>> begin Data lines
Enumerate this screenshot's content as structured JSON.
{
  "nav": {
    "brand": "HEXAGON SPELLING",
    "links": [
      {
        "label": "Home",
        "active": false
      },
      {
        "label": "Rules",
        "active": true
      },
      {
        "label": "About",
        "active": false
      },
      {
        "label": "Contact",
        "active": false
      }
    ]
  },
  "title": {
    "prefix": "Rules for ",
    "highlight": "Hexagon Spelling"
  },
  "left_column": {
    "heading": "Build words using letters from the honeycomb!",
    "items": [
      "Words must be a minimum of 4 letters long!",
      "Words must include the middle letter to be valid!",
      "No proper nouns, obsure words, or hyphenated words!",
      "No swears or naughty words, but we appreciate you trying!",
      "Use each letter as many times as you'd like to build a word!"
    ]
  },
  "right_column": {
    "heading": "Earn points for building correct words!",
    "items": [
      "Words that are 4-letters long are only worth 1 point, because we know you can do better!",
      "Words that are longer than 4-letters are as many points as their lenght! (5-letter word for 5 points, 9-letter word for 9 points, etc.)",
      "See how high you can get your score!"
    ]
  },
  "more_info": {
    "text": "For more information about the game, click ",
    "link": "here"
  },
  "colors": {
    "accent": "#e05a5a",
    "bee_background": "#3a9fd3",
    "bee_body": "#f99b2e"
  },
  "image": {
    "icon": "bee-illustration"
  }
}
>> end Data lines
Request:
From the records above, how many lines include the word "must"? Only the number is wanted.

Correct result:
2